What the task requires
Every line holding the word "true" counts once. Give the total, nothing more.

(Dataset listings of figures)
.....
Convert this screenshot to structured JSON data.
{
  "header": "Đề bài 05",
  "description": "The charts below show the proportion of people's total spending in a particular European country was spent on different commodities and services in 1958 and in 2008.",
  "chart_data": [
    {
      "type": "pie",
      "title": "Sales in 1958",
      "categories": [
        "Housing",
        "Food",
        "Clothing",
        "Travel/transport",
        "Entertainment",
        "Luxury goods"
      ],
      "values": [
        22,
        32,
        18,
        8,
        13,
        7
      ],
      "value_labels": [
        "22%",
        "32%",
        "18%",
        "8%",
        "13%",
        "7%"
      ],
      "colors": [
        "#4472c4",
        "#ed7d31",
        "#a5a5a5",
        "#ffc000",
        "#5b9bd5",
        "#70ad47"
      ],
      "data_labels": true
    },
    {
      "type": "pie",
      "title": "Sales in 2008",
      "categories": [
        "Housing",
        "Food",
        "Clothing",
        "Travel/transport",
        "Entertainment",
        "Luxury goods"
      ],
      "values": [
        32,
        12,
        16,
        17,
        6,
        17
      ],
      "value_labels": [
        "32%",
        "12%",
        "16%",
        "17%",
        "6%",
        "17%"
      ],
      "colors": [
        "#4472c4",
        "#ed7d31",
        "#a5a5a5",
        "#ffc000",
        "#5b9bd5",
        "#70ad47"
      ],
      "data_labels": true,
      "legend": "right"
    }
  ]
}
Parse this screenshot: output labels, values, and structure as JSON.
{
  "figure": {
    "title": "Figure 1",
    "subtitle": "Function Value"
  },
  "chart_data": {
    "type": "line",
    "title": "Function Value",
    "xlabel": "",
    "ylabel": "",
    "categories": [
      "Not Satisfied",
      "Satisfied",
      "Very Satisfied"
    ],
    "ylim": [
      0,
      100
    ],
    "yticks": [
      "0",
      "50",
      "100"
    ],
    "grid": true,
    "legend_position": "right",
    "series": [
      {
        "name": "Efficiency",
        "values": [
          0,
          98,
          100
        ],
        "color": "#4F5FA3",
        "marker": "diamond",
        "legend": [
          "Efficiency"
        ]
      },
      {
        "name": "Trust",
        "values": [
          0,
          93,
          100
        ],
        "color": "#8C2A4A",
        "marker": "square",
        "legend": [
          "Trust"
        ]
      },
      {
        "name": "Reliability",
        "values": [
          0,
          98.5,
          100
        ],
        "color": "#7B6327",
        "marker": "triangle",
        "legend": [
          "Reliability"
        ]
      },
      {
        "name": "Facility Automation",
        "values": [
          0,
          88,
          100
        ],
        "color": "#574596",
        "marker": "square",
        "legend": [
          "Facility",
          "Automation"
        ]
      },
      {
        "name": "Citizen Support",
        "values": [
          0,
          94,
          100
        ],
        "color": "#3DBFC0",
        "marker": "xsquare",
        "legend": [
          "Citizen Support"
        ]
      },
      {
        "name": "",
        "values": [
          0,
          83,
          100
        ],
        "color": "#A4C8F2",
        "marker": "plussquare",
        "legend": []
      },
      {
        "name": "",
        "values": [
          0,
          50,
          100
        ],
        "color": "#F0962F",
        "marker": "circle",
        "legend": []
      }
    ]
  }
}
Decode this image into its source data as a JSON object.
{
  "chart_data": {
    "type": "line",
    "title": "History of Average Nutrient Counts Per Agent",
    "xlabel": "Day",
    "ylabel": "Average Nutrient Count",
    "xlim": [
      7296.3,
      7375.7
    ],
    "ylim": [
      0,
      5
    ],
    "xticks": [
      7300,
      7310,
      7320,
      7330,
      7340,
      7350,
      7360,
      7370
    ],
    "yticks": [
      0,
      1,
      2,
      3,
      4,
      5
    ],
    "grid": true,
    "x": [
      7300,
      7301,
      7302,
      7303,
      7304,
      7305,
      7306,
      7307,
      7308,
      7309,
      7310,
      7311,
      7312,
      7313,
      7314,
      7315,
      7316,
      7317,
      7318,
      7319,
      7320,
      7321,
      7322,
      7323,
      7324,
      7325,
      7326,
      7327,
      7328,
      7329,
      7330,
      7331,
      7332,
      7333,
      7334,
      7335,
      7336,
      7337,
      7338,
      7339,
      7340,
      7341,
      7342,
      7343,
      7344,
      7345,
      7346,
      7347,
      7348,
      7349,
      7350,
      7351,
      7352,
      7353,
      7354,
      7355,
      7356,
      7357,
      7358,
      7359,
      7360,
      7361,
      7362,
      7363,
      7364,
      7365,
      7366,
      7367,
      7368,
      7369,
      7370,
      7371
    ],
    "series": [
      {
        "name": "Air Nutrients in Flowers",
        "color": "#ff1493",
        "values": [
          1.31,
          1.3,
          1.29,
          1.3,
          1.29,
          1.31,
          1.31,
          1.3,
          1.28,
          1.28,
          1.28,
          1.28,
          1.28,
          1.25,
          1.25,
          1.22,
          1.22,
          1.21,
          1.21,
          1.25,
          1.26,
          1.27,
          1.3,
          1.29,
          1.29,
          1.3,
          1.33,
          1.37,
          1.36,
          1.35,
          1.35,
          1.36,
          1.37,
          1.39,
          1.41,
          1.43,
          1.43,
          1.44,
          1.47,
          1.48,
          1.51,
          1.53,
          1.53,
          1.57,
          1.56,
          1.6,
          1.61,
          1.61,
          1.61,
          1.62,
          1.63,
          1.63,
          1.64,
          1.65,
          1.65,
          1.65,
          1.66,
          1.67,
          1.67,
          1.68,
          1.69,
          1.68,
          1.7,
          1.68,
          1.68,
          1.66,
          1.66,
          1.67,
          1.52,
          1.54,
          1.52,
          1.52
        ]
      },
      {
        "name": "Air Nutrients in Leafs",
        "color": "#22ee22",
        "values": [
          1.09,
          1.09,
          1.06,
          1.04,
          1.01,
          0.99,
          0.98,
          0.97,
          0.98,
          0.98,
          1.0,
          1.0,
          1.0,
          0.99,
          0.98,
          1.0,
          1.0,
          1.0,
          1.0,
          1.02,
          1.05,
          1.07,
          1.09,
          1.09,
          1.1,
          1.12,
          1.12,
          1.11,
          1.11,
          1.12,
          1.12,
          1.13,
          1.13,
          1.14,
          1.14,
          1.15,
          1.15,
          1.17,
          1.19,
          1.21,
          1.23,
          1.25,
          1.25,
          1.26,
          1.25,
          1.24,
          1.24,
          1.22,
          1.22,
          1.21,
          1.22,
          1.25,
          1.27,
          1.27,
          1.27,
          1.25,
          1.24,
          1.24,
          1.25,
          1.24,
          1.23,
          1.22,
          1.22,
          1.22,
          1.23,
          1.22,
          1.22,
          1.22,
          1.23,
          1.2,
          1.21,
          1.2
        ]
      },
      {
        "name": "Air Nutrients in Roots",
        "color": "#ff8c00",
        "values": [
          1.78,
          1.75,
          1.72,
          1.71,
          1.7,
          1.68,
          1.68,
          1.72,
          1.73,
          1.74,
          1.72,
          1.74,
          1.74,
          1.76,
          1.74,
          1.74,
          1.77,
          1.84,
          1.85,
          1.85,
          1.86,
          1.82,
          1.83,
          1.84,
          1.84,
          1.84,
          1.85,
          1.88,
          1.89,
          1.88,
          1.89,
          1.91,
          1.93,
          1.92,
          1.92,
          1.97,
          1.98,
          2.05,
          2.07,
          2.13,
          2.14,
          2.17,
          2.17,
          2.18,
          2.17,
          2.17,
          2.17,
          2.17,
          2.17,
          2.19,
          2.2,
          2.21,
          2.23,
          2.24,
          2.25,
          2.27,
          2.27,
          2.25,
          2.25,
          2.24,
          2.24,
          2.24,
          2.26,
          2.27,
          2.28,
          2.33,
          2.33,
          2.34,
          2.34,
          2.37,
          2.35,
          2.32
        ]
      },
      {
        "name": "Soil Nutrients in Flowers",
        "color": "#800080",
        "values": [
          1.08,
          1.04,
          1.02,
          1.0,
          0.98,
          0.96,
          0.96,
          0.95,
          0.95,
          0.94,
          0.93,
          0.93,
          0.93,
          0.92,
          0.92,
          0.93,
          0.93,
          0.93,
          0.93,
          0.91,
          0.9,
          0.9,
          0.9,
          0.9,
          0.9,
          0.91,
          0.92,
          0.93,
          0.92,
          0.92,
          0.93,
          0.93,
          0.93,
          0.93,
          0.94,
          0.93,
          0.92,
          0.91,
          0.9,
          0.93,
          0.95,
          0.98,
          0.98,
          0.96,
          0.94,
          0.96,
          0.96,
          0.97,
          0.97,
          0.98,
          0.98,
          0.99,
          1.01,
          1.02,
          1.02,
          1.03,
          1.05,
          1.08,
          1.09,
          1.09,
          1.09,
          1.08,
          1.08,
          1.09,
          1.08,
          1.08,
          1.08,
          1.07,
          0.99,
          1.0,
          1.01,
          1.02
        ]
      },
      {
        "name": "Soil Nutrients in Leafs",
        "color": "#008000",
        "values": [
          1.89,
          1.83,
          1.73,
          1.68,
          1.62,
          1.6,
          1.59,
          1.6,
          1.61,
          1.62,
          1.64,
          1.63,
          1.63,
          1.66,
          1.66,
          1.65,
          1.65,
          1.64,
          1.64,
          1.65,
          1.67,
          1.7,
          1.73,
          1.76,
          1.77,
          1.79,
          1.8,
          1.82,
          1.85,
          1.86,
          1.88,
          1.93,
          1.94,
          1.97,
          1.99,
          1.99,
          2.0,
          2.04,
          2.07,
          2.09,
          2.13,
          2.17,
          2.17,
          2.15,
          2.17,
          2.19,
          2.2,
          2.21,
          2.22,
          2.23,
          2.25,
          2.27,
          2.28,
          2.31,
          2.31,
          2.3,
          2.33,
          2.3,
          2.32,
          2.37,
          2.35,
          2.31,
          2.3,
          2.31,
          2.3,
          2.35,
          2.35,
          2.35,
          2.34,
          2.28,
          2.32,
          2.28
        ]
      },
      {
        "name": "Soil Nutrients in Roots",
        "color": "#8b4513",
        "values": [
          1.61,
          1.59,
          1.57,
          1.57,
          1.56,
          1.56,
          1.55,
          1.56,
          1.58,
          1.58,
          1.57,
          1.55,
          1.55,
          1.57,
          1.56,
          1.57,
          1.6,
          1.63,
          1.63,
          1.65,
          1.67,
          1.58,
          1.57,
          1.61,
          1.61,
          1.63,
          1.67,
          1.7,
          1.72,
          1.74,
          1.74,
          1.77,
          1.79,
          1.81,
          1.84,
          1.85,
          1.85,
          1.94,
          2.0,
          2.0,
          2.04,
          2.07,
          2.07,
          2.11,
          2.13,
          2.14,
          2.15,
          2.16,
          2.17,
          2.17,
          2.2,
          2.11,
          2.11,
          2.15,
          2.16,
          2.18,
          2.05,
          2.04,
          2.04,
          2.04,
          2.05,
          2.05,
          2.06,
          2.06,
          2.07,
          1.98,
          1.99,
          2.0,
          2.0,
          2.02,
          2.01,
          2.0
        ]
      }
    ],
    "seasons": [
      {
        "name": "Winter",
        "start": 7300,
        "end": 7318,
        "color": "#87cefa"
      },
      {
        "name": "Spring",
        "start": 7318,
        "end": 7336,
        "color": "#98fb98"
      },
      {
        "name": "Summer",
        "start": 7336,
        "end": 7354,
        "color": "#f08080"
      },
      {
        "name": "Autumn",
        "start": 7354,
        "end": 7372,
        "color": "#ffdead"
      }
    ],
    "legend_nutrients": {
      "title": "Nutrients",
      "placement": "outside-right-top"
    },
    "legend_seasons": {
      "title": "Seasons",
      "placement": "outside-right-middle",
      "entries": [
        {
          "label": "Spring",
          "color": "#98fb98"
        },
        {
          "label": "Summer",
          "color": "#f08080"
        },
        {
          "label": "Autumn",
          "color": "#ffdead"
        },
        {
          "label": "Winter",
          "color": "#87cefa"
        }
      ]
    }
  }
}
.....
The completed task
4